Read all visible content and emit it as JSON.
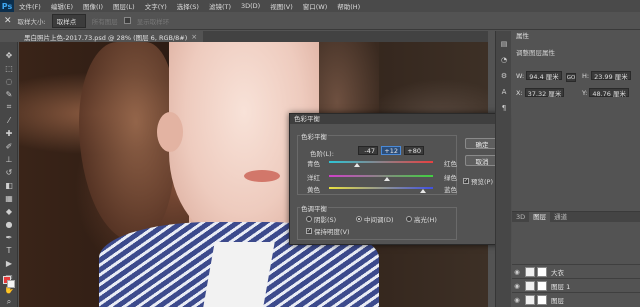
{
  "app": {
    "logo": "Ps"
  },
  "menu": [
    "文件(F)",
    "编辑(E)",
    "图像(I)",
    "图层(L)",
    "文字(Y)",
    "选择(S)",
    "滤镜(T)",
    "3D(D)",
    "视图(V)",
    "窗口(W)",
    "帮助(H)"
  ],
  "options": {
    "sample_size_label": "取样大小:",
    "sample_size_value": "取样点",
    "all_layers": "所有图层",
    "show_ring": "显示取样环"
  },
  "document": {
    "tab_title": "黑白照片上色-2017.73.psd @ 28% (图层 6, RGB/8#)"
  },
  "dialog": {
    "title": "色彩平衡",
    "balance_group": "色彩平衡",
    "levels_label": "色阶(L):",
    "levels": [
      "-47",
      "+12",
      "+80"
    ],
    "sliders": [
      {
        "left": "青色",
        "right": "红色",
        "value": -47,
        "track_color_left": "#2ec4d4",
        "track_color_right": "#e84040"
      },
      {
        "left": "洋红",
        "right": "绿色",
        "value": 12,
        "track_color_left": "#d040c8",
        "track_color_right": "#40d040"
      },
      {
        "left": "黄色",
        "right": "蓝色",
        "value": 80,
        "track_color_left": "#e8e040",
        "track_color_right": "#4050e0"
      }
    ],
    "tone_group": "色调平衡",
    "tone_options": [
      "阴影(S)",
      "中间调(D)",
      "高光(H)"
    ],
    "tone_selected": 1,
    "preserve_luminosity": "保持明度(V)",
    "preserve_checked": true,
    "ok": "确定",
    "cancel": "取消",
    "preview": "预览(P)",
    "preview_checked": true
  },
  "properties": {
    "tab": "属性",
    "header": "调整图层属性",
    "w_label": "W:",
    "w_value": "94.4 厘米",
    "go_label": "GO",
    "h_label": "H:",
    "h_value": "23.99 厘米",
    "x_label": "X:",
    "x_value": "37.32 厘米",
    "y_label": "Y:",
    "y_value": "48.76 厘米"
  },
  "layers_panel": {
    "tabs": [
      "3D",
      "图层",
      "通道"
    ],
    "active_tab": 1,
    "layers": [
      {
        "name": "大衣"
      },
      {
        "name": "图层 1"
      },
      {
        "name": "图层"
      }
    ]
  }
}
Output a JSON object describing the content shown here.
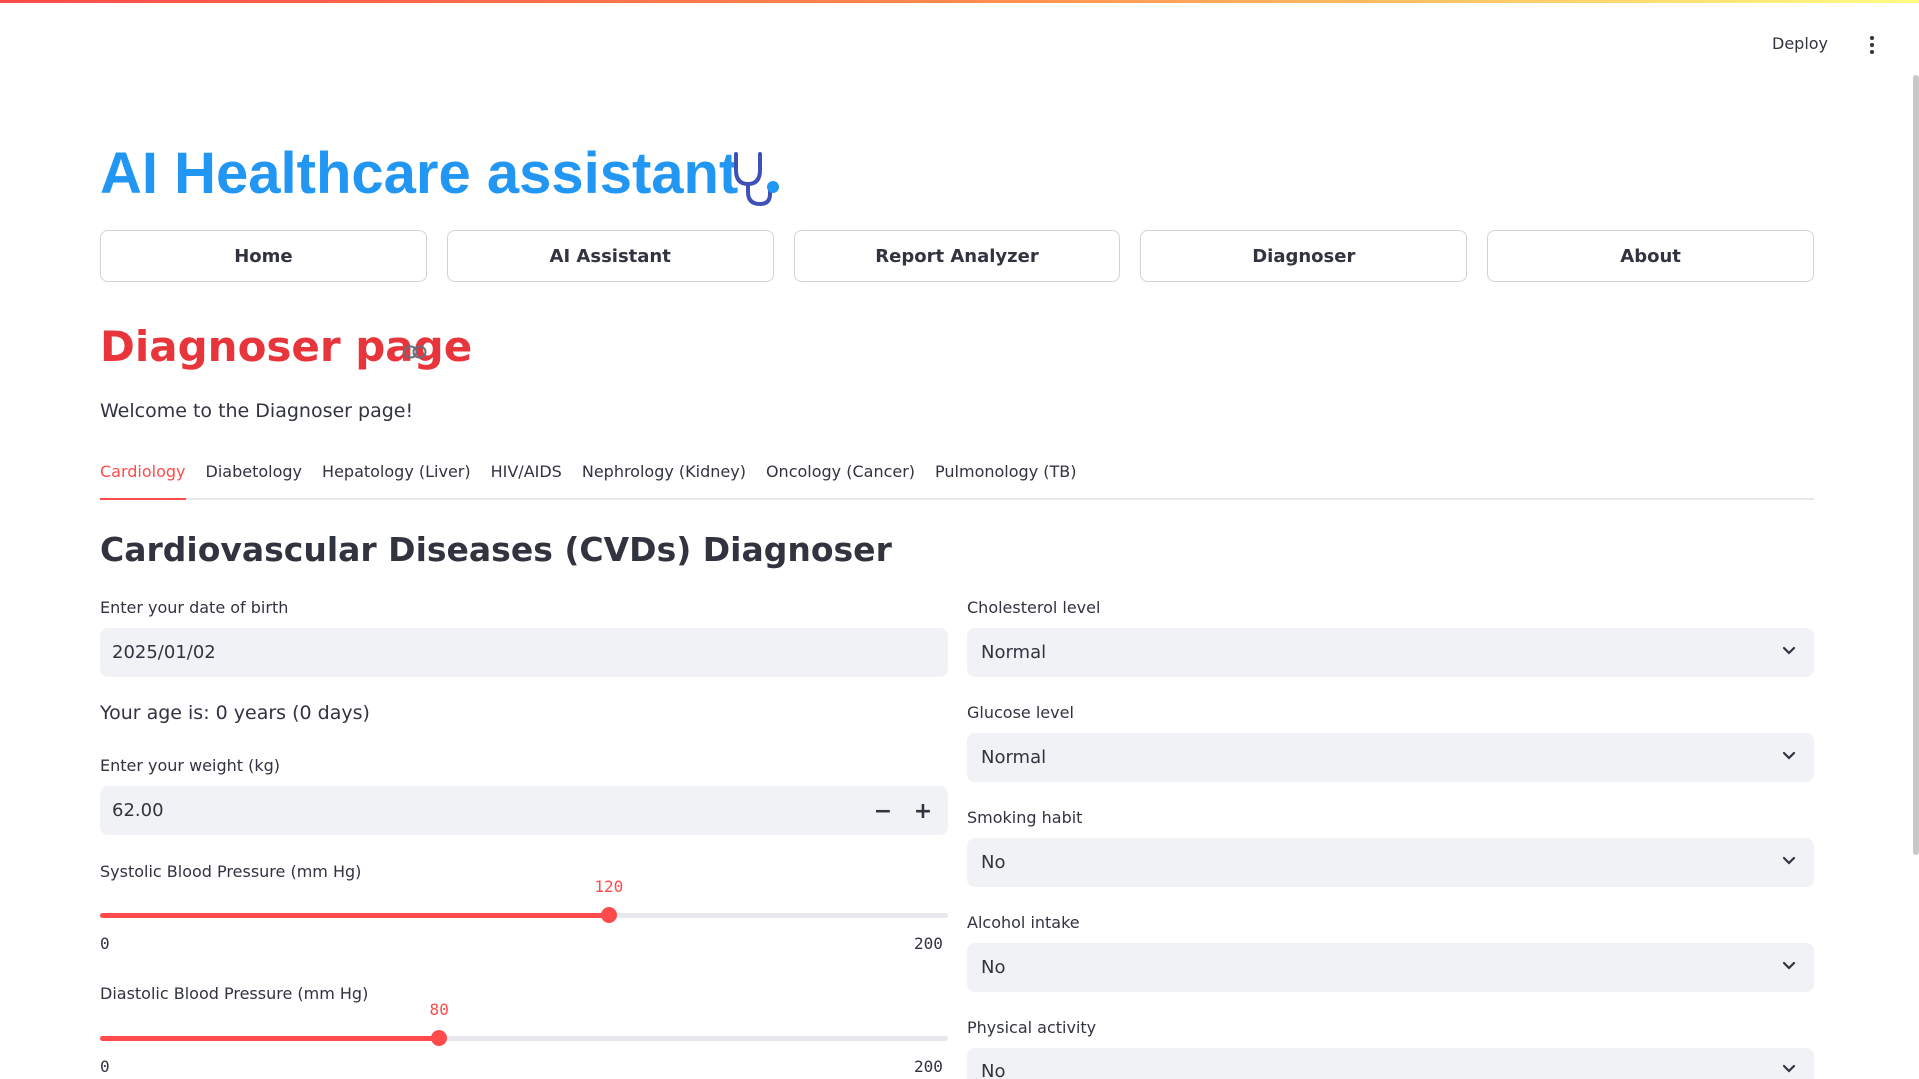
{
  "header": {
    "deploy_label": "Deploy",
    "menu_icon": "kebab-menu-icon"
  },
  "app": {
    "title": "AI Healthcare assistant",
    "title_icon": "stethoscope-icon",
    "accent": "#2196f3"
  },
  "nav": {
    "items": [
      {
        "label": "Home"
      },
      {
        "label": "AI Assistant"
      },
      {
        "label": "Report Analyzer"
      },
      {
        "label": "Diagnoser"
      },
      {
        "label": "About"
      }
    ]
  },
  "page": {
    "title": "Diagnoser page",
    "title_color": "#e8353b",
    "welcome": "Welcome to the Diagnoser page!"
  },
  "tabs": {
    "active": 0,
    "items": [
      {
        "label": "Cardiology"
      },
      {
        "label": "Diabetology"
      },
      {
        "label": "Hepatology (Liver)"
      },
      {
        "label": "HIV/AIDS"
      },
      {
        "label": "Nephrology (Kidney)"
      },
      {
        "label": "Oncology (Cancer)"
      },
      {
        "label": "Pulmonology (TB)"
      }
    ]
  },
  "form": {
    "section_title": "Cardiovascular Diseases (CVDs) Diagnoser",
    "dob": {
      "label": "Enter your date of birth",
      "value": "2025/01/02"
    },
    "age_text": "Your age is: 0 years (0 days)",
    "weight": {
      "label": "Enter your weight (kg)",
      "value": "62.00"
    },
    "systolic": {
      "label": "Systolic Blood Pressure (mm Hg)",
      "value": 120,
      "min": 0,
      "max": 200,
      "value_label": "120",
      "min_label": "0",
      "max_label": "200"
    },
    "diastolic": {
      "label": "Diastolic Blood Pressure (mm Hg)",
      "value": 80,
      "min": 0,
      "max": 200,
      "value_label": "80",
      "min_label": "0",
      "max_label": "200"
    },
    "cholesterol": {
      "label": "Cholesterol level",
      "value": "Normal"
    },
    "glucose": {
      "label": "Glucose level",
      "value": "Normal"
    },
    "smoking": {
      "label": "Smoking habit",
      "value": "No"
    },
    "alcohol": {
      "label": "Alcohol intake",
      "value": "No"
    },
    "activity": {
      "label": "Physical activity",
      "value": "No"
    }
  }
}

--

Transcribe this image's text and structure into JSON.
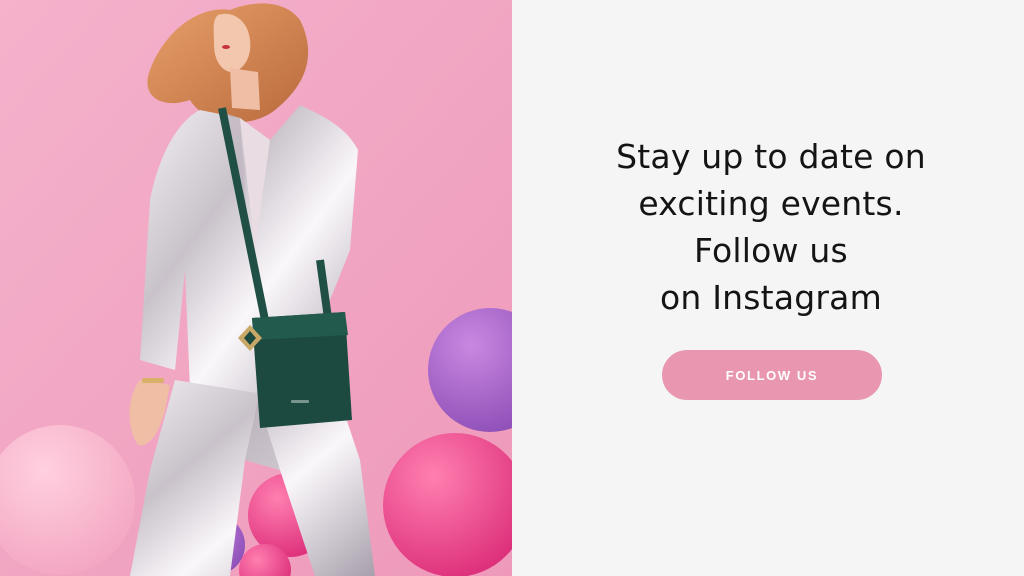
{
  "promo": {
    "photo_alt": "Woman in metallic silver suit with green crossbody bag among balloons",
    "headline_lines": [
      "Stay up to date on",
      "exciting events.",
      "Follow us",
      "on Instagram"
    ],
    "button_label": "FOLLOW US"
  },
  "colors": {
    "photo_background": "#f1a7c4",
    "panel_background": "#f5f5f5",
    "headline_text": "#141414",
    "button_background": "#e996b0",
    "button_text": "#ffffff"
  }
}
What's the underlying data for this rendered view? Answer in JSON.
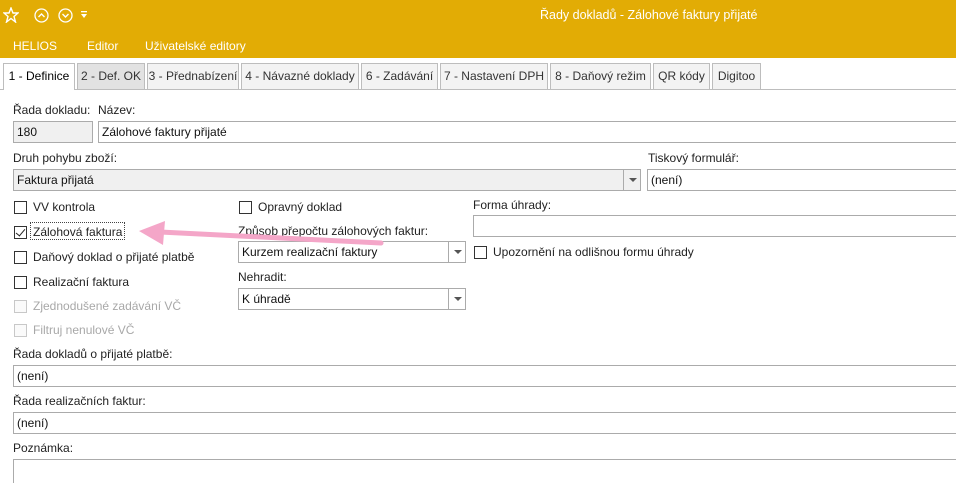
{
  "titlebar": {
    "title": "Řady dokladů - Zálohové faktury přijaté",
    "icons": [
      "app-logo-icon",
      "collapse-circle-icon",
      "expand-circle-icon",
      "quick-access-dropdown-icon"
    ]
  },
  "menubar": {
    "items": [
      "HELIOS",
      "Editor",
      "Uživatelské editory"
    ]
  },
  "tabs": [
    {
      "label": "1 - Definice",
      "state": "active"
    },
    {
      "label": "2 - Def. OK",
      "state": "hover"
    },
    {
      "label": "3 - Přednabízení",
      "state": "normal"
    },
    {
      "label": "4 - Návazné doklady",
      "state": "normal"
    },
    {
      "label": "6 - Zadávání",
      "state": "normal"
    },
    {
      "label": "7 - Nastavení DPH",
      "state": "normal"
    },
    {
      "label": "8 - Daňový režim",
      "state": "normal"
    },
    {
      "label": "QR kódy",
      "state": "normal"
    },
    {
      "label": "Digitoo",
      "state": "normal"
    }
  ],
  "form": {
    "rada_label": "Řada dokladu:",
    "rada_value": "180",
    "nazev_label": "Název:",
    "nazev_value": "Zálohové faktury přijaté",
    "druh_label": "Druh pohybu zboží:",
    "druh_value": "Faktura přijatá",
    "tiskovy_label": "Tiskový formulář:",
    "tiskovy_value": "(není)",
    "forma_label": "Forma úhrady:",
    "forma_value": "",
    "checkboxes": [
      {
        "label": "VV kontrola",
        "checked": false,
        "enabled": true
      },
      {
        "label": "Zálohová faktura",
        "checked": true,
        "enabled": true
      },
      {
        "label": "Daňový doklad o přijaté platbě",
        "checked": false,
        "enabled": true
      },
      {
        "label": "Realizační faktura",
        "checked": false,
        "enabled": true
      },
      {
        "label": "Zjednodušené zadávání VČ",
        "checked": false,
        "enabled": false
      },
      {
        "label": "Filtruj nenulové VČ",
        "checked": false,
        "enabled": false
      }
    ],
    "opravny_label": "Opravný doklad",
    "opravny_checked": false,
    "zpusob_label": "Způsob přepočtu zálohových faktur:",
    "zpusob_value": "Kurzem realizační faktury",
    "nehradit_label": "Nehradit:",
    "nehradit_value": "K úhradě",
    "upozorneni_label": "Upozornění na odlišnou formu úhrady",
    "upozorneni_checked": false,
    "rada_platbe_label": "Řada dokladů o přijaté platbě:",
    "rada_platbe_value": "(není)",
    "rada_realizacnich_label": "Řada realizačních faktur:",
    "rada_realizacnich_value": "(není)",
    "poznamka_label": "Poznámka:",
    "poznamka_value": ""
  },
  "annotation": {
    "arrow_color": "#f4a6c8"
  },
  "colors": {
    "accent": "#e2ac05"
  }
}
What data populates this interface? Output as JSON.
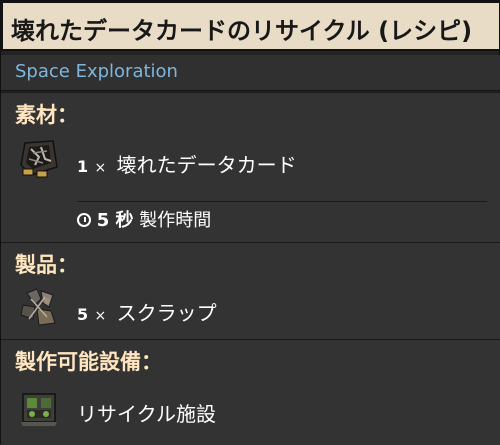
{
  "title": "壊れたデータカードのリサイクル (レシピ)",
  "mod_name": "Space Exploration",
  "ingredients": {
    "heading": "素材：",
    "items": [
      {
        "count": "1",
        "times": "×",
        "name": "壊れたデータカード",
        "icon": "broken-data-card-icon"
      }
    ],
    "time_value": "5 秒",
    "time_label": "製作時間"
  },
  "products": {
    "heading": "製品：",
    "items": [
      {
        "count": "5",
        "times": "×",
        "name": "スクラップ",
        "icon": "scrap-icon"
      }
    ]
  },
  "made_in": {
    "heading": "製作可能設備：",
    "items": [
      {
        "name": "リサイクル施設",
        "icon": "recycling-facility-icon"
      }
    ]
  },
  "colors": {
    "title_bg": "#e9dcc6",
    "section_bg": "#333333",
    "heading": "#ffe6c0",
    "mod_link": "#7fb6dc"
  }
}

==

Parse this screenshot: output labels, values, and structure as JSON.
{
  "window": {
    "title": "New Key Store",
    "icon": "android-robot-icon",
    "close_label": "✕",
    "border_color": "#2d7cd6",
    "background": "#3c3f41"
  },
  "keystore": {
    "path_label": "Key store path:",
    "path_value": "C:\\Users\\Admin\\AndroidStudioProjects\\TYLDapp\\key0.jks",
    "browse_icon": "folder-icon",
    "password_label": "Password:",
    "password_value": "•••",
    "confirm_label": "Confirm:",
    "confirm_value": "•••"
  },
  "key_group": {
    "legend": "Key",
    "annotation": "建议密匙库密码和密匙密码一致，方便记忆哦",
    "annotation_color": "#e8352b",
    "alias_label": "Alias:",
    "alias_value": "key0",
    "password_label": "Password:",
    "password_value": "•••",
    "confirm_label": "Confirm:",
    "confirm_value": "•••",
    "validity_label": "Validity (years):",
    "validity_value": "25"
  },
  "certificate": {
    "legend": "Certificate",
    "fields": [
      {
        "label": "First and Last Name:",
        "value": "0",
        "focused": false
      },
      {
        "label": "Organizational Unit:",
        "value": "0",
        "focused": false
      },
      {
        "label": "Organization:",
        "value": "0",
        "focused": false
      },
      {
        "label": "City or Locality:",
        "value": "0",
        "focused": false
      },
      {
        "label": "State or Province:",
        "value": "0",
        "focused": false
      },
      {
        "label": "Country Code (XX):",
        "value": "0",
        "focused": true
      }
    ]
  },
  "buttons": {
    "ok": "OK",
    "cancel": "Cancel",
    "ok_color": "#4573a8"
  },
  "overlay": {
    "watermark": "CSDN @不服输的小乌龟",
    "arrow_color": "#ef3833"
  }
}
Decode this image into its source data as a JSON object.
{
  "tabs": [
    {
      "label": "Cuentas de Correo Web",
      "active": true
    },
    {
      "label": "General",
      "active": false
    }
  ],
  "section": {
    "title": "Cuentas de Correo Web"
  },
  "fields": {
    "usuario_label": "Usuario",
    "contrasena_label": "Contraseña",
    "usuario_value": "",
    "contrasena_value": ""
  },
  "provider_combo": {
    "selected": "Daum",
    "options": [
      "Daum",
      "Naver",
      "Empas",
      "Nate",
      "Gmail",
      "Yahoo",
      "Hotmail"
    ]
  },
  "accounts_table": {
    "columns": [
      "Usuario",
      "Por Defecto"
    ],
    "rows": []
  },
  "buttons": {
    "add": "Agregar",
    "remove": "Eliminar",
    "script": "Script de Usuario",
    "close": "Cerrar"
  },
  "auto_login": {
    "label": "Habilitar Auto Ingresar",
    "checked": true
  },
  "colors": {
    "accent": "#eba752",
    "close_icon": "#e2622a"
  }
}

* _What the task requires_: Report the number of lines of the listing above that hold the string "accent", with no other text.

* _Solution below_: 3